**PROBLEM DETAILS:**
Your task is to print all of the data word for word.

* Start *

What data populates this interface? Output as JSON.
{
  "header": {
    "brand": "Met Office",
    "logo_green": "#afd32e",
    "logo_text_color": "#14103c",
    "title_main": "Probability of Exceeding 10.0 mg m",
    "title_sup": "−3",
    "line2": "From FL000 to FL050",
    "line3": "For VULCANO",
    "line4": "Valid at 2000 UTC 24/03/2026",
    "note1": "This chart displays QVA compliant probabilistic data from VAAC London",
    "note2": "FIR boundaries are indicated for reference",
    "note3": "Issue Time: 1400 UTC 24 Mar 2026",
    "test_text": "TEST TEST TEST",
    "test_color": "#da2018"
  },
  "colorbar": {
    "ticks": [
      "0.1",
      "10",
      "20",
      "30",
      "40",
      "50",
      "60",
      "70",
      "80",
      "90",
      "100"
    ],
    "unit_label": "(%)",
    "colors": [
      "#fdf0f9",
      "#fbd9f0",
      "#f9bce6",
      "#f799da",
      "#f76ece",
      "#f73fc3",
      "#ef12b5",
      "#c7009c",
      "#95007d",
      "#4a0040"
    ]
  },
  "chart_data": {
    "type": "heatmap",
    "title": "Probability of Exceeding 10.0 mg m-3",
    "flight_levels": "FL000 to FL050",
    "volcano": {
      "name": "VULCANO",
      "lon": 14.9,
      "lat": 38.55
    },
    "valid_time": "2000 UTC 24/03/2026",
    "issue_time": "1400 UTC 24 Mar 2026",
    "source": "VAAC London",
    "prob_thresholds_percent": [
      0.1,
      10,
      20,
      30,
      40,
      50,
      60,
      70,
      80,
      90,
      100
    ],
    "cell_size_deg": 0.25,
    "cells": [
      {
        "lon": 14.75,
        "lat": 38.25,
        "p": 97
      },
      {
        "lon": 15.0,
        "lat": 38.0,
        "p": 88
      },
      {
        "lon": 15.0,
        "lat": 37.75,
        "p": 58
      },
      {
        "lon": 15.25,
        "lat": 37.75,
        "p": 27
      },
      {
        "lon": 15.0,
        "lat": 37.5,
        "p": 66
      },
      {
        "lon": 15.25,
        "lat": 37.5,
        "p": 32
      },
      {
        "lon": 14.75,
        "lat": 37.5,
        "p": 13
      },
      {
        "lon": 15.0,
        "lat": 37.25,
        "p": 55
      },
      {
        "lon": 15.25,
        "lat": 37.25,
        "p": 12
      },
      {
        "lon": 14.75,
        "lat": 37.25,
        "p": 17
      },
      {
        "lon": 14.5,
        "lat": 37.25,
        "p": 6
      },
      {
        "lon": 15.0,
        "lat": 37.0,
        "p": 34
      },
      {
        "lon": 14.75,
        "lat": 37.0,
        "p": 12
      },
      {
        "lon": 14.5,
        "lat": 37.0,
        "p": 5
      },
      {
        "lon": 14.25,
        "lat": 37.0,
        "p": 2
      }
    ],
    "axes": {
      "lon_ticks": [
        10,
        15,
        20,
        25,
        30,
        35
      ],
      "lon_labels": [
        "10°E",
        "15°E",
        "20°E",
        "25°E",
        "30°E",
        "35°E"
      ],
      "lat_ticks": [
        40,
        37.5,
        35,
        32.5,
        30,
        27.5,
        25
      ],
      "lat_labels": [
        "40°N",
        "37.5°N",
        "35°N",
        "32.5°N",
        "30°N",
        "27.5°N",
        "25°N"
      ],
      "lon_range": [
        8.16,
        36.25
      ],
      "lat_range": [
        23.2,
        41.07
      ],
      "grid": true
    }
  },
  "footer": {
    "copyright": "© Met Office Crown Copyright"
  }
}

* End *

**EXERCISE SOLUTION:**
What data populates this interface? Output as JSON.
{
  "header": {
    "brand": "Met Office",
    "logo_green": "#afd32e",
    "logo_text_color": "#14103c",
    "title_main": "Probability of Exceeding 10.0 mg m",
    "title_sup": "−3",
    "line2": "From FL000 to FL050",
    "line3": "For VULCANO",
    "line4": "Valid at 2000 UTC 24/03/2026",
    "note1": "This chart displays QVA compliant probabilistic data from VAAC London",
    "note2": "FIR boundaries are indicated for reference",
    "note3": "Issue Time: 1400 UTC 24 Mar 2026",
    "test_text": "TEST TEST TEST",
    "test_color": "#da2018"
  },
  "colorbar": {
    "ticks": [
      "0.1",
      "10",
      "20",
      "30",
      "40",
      "50",
      "60",
      "70",
      "80",
      "90",
      "100"
    ],
    "unit_label": "(%)",
    "colors": [
      "#fdf0f9",
      "#fbd9f0",
      "#f9bce6",
      "#f799da",
      "#f76ece",
      "#f73fc3",
      "#ef12b5",
      "#c7009c",
      "#95007d",
      "#4a0040"
    ]
  },
  "chart_data": {
    "type": "heatmap",
    "title": "Probability of Exceeding 10.0 mg m-3",
    "flight_levels": "FL000 to FL050",
    "volcano": {
      "name": "VULCANO",
      "lon": 14.9,
      "lat": 38.55
    },
    "valid_time": "2000 UTC 24/03/2026",
    "issue_time": "1400 UTC 24 Mar 2026",
    "source": "VAAC London",
    "prob_thresholds_percent": [
      0.1,
      10,
      20,
      30,
      40,
      50,
      60,
      70,
      80,
      90,
      100
    ],
    "cell_size_deg": 0.25,
    "cells": [
      {
        "lon": 14.75,
        "lat": 38.25,
        "p": 97
      },
      {
        "lon": 15.0,
        "lat": 38.0,
        "p": 88
      },
      {
        "lon": 15.0,
        "lat": 37.75,
        "p": 58
      },
      {
        "lon": 15.25,
        "lat": 37.75,
        "p": 27
      },
      {
        "lon": 15.0,
        "lat": 37.5,
        "p": 66
      },
      {
        "lon": 15.25,
        "lat": 37.5,
        "p": 32
      },
      {
        "lon": 14.75,
        "lat": 37.5,
        "p": 13
      },
      {
        "lon": 15.0,
        "lat": 37.25,
        "p": 55
      },
      {
        "lon": 15.25,
        "lat": 37.25,
        "p": 12
      },
      {
        "lon": 14.75,
        "lat": 37.25,
        "p": 17
      },
      {
        "lon": 14.5,
        "lat": 37.25,
        "p": 6
      },
      {
        "lon": 15.0,
        "lat": 37.0,
        "p": 34
      },
      {
        "lon": 14.75,
        "lat": 37.0,
        "p": 12
      },
      {
        "lon": 14.5,
        "lat": 37.0,
        "p": 5
      },
      {
        "lon": 14.25,
        "lat": 37.0,
        "p": 2
      }
    ],
    "axes": {
      "lon_ticks": [
        10,
        15,
        20,
        25,
        30,
        35
      ],
      "lon_labels": [
        "10°E",
        "15°E",
        "20°E",
        "25°E",
        "30°E",
        "35°E"
      ],
      "lat_ticks": [
        40,
        37.5,
        35,
        32.5,
        30,
        27.5,
        25
      ],
      "lat_labels": [
        "40°N",
        "37.5°N",
        "35°N",
        "32.5°N",
        "30°N",
        "27.5°N",
        "25°N"
      ],
      "lon_range": [
        8.16,
        36.25
      ],
      "lat_range": [
        23.2,
        41.07
      ],
      "grid": true
    }
  },
  "footer": {
    "copyright": "© Met Office Crown Copyright"
  }
}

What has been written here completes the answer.